▶ WHAT YOU HAVE TO DO:
How many lines of the records hold the string "that"? Reply with the number alone.

[Collected data]

☆ ☆ ☆ ☆ ☆

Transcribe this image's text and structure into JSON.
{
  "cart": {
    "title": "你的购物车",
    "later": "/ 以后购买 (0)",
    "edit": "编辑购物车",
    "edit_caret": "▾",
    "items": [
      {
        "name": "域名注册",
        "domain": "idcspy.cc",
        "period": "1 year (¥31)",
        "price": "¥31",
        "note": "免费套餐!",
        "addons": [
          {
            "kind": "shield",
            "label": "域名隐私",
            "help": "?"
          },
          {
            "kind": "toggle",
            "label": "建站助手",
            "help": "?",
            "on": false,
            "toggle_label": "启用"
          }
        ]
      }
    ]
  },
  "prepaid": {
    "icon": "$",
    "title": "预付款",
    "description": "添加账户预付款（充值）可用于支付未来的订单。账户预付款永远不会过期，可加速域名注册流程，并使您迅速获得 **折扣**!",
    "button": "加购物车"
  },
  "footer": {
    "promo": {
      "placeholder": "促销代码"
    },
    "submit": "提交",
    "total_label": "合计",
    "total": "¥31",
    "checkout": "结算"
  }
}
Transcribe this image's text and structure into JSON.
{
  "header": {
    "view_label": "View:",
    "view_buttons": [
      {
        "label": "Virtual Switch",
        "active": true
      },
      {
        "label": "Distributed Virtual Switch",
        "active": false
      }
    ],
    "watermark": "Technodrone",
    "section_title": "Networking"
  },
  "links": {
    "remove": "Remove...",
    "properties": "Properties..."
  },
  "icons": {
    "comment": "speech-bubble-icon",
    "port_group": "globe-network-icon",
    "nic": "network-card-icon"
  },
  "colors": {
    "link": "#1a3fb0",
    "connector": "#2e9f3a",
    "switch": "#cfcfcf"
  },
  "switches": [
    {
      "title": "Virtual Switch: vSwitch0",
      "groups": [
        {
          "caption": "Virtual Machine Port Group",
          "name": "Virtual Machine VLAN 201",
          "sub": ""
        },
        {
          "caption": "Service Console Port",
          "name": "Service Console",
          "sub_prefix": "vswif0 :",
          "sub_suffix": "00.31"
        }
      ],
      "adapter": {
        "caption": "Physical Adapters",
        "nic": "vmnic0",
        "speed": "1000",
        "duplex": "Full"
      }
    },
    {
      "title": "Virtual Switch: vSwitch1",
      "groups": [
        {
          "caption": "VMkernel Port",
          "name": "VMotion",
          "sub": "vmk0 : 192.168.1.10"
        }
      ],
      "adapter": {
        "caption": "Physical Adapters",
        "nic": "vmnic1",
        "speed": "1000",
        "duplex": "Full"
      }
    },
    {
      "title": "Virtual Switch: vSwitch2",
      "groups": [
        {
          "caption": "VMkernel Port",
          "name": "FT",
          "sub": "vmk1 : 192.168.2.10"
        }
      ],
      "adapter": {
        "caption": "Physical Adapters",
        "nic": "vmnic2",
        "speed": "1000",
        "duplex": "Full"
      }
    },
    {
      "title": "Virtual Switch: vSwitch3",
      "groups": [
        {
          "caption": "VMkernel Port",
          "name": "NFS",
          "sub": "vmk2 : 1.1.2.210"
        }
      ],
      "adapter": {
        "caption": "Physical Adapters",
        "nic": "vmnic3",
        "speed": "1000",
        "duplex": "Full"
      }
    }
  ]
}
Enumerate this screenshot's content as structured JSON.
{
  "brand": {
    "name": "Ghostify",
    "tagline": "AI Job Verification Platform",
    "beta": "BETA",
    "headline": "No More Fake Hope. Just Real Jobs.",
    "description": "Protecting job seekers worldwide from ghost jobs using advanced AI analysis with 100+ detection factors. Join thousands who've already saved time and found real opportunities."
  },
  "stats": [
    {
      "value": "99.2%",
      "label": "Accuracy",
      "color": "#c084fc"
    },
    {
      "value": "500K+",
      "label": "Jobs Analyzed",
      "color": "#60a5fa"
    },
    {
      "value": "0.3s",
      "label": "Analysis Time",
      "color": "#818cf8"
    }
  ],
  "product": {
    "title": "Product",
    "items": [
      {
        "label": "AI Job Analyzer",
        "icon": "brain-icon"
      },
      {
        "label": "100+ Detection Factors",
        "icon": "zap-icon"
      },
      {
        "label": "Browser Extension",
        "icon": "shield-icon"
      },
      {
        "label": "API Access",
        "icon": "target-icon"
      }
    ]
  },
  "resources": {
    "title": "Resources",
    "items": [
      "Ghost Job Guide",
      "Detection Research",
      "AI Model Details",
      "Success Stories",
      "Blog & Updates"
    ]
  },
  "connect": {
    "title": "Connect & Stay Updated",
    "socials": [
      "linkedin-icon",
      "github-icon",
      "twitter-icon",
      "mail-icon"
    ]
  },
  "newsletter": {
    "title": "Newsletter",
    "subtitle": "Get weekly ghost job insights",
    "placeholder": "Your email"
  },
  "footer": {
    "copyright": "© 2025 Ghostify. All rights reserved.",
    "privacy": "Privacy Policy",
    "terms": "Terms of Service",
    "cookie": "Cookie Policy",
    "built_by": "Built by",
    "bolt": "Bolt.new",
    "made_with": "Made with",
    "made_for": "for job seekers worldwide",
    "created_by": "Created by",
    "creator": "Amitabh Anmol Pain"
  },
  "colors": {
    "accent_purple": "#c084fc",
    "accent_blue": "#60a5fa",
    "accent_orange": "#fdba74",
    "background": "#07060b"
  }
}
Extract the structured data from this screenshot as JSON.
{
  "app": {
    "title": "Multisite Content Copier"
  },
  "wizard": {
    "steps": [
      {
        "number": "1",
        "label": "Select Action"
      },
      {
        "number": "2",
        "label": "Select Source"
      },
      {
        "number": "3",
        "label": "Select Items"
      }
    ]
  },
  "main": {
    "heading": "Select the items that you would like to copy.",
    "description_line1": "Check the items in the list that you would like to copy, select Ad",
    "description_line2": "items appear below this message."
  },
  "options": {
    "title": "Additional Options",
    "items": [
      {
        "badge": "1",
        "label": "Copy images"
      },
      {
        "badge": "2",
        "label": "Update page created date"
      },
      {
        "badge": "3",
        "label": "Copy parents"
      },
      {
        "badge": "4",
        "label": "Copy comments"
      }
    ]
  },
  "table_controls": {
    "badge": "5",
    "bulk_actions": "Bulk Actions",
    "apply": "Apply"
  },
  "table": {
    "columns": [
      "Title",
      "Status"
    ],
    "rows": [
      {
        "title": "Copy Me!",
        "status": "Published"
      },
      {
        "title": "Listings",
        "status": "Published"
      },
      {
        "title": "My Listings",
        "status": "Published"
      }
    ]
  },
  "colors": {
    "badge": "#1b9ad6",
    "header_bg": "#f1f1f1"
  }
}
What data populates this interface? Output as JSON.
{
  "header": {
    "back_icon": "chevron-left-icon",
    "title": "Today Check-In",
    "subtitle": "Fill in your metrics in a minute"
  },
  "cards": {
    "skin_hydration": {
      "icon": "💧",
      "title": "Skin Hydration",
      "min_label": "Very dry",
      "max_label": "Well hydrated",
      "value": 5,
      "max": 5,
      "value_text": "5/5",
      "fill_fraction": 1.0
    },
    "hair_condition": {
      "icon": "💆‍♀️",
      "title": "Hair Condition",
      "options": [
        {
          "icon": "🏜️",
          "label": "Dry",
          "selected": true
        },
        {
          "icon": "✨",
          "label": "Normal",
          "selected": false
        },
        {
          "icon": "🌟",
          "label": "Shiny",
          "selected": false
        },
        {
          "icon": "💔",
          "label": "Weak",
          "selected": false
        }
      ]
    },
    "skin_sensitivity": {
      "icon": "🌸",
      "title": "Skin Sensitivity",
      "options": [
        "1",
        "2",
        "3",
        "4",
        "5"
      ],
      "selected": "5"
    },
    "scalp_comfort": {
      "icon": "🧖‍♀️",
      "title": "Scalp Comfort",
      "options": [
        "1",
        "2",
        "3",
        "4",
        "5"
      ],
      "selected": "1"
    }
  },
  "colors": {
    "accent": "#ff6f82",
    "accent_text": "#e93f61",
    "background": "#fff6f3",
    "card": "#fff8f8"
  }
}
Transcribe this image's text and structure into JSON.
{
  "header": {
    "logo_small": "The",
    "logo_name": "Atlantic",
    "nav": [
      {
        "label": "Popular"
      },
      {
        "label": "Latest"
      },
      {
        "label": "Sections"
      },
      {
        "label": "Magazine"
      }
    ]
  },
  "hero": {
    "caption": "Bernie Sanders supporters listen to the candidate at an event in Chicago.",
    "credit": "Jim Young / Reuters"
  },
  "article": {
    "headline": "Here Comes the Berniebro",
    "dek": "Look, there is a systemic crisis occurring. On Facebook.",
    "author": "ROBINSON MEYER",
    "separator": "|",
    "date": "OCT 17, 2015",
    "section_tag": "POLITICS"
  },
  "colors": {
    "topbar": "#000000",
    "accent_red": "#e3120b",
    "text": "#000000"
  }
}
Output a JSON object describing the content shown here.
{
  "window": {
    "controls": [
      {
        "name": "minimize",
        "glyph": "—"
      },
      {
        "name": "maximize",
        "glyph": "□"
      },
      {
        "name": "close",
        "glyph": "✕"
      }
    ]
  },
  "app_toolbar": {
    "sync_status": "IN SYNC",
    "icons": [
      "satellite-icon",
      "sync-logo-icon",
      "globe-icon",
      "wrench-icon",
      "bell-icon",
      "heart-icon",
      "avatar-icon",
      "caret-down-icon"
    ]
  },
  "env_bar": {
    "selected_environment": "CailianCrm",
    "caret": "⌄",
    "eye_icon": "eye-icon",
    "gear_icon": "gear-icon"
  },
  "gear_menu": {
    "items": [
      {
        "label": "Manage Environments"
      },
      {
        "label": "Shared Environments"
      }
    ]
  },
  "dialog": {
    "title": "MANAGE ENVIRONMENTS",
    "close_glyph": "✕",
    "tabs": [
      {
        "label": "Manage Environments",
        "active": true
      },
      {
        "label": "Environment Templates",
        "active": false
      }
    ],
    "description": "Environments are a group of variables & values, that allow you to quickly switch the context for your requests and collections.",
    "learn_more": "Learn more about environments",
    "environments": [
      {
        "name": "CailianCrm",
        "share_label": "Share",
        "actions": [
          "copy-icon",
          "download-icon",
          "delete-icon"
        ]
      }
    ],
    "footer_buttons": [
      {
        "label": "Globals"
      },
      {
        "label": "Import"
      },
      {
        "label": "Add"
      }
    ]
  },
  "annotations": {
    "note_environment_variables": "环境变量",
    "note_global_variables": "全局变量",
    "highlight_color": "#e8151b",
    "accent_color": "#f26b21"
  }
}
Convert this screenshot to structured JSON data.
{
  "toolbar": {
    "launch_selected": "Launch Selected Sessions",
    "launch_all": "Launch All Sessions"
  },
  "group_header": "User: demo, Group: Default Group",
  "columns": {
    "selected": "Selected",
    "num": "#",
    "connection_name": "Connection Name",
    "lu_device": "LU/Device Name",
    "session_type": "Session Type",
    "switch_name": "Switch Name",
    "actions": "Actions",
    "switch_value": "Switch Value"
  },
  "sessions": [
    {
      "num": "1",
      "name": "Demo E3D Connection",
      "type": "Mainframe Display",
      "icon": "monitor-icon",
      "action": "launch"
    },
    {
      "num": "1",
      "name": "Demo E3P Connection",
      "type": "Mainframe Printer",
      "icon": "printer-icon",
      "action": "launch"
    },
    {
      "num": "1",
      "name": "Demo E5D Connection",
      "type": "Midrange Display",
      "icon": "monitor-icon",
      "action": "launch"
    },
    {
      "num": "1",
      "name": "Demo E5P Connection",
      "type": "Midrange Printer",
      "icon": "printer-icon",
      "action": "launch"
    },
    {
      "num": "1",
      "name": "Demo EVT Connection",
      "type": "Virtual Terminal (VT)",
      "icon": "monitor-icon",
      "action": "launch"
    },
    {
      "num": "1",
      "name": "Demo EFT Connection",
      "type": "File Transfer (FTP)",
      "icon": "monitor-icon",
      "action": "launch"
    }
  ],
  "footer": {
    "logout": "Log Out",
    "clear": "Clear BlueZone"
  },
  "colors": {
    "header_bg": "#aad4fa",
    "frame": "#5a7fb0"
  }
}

☆ ☆ ☆ ☆ ☆

▶ RESPONSE:
3